→ What to work on:
1. According to the case note, on what date did the two-judge bench dismiss the three writ petitions?
2. Retype the part of the case note between "On 23 April" and "to search operations.", inclusive.
-- start of Source document --
Limiting Judicial Review of PMLA Section 17 Searches: Procedural Compliance and Federalism Constraints

Limiting Judicial Review of PMLA Section 17 Searches: Procedural Compliance and Federalism Constraints

Introduction

In Tamil Nadu State Marketing Corporation Ltd (TASMAC) v. Directorate of Enforcement (2025 MHC 1037), the Madras High Court considered three writ petitions filed by TASMAC and the State of Tamil Nadu challenging search and seizure operations carried out by the Enforcement Directorate (ED) under Section 17 of the Prevention of Money Laundering Act, 2002 (PMLA). TASMAC sought (a) protection for its employees against alleged harassment, (b) a declaration that the search from 6–8 March 2025 was illegal for want of jurisdiction, and (c) a ruling that ED cannot investigate state‐territorial predicate offences without state consent. The Court was called upon to examine the procedural thresholds for PMLA searches, the scope of judicial review, the necessity of an underlying First Information Report (FIR), and the constitutional limits of federalism within special anti‐money‐laundering legislation.

Summary of the Judgment

On 23 April 2025, a two‐judge bench dismissed all three writ petitions, holding that:

  • Section 17(1) search and seizure requires only “reason to believe” recorded in writing—there is no requirement for an FIR or prior state consent.
  • Judicial review of a PMLA search is limited to verifying procedural compliance (i.e., that reasons were recorded in writing), and cannot probe the sufficiency of the underlying material at the investigation’s nascent stage.
  • Section 17 searches are categorically different from Section 19 arrests; the stringent safeguards for arrest do not apply to search operations.
  • ED need not share its internal Enforcement Case Information Report (ECIR) or reasons to believe with the searched party—the Adjudicating Authority will receive those reasons in sealed form under Section 17(2).
  • State limitations, including the requirement of state government consent or notification under Section 54(1)(j), cannot curtail the ED’s powers of search and seizure under Section 17.
  • Allegations of harassment or infringement of fundamental rights by detained TASMAC officers were unsubstantiated and cannot derail a lawful investigation.

Analysis

Precedents Cited

The Court extensively reviewed and distinguished prior decisions:

  • Vijay Madanlal Choudhary v. Union of India (2022 SCC Online SC 929): Upheld Section 17 searches post-2019 amendment removing the FIR‐requirement proviso; held ECIR is internal and need not be furnished to the accused.
  • ARVIND KEJRIWAL v. DIRECTORATE OF ENFORCEMENT (2024 INSC 400): Clarified the higher procedural threshold for arrest under Section 19 and affirmed that Section 19 safeguards cannot be imported into Section 17.
  • RADHIKA AGARWAL v. UNION OF INDIA (2025 SCC Online SC 449): Distinguished judicial scrutiny of “reason to believe” in arrests—sufficiency of materials is not open to early-stage judicial review.
  • Justice K.S. Puttaswamy v. Union Of India (2017 10 SCC 1): Validated reasonable restrictions on privacy for crime detection and revenue protection; affirmed that privacy under Article 21 is subject to fair, just, reasonable procedure.
-- end of Source document --
-- start of Supplied data --
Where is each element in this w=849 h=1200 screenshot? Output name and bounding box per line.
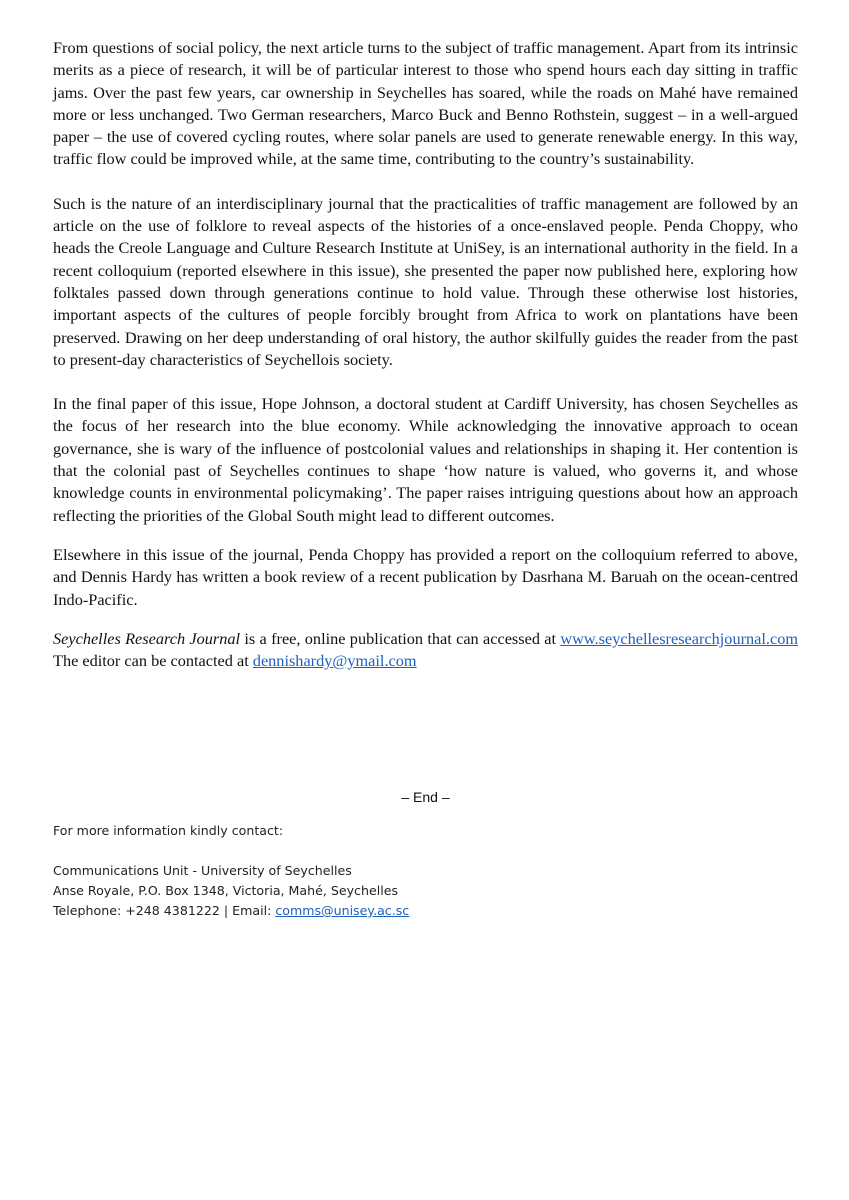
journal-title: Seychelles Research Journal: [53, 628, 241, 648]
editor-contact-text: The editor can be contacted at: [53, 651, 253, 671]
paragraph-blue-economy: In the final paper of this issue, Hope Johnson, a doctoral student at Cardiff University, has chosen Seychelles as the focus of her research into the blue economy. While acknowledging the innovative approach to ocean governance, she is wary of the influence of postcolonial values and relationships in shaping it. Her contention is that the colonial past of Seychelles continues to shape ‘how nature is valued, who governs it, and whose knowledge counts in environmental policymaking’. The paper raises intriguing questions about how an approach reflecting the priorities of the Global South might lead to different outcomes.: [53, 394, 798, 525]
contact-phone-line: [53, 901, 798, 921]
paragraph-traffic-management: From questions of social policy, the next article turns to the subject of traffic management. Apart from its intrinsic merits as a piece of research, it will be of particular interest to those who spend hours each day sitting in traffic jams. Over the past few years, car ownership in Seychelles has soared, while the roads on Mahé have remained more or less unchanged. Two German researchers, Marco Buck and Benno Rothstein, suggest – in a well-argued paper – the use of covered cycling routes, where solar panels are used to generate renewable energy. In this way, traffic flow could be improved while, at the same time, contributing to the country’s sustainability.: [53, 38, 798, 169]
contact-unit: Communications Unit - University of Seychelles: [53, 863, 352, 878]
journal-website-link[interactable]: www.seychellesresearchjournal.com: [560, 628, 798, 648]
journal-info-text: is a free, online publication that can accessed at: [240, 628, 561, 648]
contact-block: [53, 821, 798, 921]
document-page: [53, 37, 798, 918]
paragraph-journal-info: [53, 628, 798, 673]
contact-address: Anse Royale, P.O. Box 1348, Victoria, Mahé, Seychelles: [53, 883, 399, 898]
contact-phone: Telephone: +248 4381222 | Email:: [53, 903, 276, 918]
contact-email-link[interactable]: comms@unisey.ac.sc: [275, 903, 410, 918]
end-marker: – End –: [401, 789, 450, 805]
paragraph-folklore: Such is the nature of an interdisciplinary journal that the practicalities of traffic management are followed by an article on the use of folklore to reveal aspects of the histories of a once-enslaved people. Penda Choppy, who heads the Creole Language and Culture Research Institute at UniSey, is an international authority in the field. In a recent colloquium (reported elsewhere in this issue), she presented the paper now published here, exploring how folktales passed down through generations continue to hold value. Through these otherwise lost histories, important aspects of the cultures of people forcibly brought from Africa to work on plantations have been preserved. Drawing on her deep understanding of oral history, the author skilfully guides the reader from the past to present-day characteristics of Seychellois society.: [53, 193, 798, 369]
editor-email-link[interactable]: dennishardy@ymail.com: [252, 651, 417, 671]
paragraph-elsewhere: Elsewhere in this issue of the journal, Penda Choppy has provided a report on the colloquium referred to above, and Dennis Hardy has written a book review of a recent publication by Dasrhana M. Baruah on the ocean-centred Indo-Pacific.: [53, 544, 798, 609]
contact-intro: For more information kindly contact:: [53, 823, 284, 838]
-- end of Supplied data --
-- start of Supplied data --
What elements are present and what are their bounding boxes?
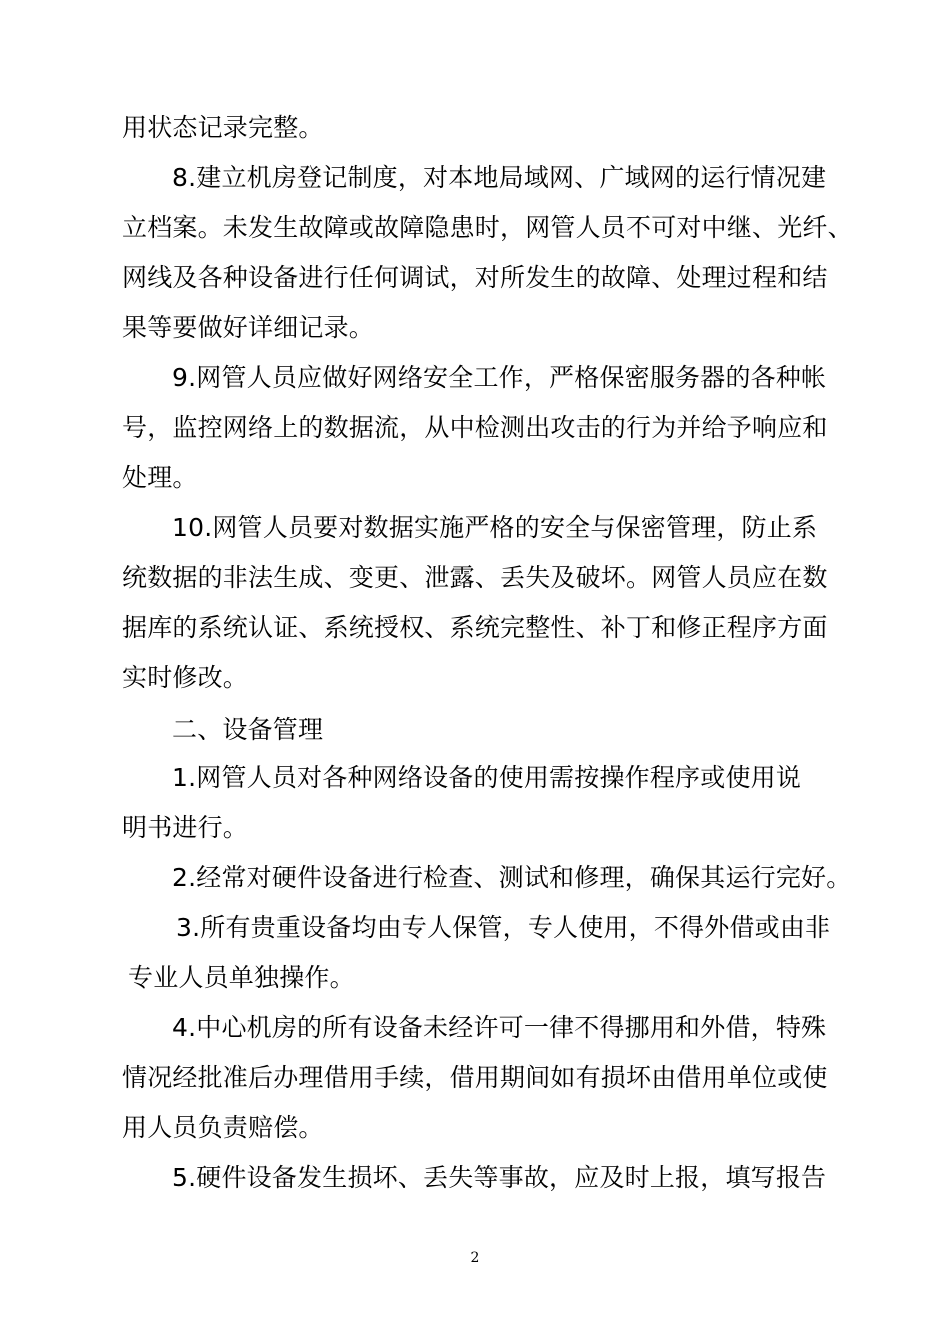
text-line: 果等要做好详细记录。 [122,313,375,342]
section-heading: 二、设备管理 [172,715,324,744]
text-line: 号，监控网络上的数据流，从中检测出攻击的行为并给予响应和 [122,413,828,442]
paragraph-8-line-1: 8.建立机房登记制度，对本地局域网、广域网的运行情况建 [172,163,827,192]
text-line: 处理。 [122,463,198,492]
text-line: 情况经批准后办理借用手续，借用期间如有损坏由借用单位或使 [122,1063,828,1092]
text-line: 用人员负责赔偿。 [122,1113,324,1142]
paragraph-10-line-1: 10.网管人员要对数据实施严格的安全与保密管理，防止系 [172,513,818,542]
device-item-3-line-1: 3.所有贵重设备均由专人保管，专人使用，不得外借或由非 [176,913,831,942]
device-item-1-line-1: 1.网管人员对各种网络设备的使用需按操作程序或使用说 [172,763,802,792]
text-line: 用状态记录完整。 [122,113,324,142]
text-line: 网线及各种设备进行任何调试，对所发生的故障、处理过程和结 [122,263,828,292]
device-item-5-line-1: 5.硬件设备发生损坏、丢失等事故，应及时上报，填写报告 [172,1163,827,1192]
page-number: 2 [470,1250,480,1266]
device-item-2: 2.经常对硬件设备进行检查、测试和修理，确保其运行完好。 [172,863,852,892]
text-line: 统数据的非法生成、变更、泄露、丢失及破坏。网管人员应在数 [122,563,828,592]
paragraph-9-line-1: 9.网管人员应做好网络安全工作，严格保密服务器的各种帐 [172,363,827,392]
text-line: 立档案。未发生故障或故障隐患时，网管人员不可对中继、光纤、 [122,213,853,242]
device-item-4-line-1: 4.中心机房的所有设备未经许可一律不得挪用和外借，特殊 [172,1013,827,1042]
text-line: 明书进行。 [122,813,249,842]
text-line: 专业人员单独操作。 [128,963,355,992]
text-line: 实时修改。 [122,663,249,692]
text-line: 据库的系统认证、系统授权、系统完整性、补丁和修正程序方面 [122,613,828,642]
-- end of Supplied data --
→ Responses:
1. 23 April 2025

2.
On 23 April 2025, a two‐judge bench dismissed all three writ petitions, holding that:

  • Section 17(1) search and seizure requires only “reason to believe” recorded in writing—there is no requirement for an FIR or prior state consent.
  • Judicial review of a PMLA search is limited to verifying procedural compliance (i.e., that reasons were recorded in writing), and cannot probe the sufficiency of the underlying material at the investigation’s nascent stage.
  • Section 17 searches are categorically different from Section 19 arrests; the stringent safeguards for arrest do not apply to search operations.